*TEXT SEGMENT*.
This issue leads to a lot of different problems that are very hard to debug. Please fix it. I can suggest these solutions: 1. Do not treat classes annotated by @RequestMapping as handlers. Only @Controller annotation should be taken into consideration. 1. Spring Data has @NoRepositoryBean. A similar annotation can be created for request handlers. For example: @NoRequestHandler. * In this case @FeignClient annotation can be annotated by this @NoRequestHandler annotation.

I'd suggest implementing the first solution.

Comment From: TannnnnnnnnnnnnnnnK

regist handler and regist requestmapping two different things, should be separate from each other, even they are related

Comment From: glockbender

This issue is still relevant. Any progress with that?

Comment From: odrotbohm

Copying the description of #25386 here for reference:

tl;dr – The current behavior is problematic for folks trying to customize Spring Data REST using custom controllers, too, as it subtley makes controllers using @RequestMapping on the type level end up in the wrong handler mapping

Rossen mentioned that here already, but it just recently came up in StackOverflow questions again.

RequestMappingHandlerMapping.isHandler(…) not only picks up types annotated with @Controller but also ones that are annotated with @RequestMapping on the type level. This is problematic in cases in which other HandlerMapping instances are registered that might be supposed to handle those controllers.

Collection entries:
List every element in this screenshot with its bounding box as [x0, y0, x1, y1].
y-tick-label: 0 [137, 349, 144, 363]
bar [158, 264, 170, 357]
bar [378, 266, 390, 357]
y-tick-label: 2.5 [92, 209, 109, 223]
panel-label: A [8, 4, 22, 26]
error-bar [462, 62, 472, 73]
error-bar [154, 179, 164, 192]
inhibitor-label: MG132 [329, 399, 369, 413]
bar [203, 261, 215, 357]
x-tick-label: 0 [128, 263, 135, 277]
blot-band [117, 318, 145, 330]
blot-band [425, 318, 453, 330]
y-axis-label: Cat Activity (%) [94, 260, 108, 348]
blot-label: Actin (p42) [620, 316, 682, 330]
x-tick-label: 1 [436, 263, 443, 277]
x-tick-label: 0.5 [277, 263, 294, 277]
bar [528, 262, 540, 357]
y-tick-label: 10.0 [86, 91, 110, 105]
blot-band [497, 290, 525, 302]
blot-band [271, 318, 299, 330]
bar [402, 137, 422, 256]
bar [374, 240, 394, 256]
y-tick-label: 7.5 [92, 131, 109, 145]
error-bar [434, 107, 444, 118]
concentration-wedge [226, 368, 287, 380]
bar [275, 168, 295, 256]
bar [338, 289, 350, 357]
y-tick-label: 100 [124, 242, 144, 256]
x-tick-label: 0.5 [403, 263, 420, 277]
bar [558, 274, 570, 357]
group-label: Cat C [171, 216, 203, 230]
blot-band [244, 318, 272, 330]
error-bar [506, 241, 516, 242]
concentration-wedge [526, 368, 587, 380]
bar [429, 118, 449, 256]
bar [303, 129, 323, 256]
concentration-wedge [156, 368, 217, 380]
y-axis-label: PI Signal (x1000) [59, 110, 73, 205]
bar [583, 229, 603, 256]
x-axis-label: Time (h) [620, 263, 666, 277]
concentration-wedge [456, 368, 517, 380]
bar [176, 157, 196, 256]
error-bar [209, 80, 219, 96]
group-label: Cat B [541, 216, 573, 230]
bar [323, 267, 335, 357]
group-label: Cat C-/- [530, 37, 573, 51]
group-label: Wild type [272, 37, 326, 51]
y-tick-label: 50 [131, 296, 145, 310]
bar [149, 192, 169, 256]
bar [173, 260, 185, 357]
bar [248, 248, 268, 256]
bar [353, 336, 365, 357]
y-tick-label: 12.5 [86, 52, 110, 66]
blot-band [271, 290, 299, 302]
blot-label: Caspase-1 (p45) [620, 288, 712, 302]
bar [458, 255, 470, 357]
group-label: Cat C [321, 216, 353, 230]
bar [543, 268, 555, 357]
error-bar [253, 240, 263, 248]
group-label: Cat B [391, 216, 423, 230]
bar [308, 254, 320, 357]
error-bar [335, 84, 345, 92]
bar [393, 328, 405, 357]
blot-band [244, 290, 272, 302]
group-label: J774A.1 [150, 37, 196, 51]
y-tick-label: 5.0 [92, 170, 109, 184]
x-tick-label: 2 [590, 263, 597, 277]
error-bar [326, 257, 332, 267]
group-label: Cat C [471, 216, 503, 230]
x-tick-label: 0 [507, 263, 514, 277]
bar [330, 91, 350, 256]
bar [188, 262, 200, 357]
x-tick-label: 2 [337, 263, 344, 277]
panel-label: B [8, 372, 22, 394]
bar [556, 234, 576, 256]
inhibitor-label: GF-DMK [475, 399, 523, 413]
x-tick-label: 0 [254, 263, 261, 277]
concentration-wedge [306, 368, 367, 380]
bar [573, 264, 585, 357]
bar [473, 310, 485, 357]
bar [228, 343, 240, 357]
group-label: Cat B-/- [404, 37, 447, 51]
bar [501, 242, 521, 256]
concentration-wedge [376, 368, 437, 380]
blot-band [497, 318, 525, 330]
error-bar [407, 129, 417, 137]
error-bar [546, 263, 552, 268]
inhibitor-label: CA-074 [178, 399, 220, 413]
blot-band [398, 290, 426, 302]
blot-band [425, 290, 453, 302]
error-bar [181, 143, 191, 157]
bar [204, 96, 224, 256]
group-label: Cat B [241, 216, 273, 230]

*WHAT THE TASK REQUIRES*.
In the issue discussion, which Spring Data annotation is named as a model for a similar annotation for request handlers? The records have no connection to the text.

*RESULT FOR THIS TASK*.
@NoRepositoryBean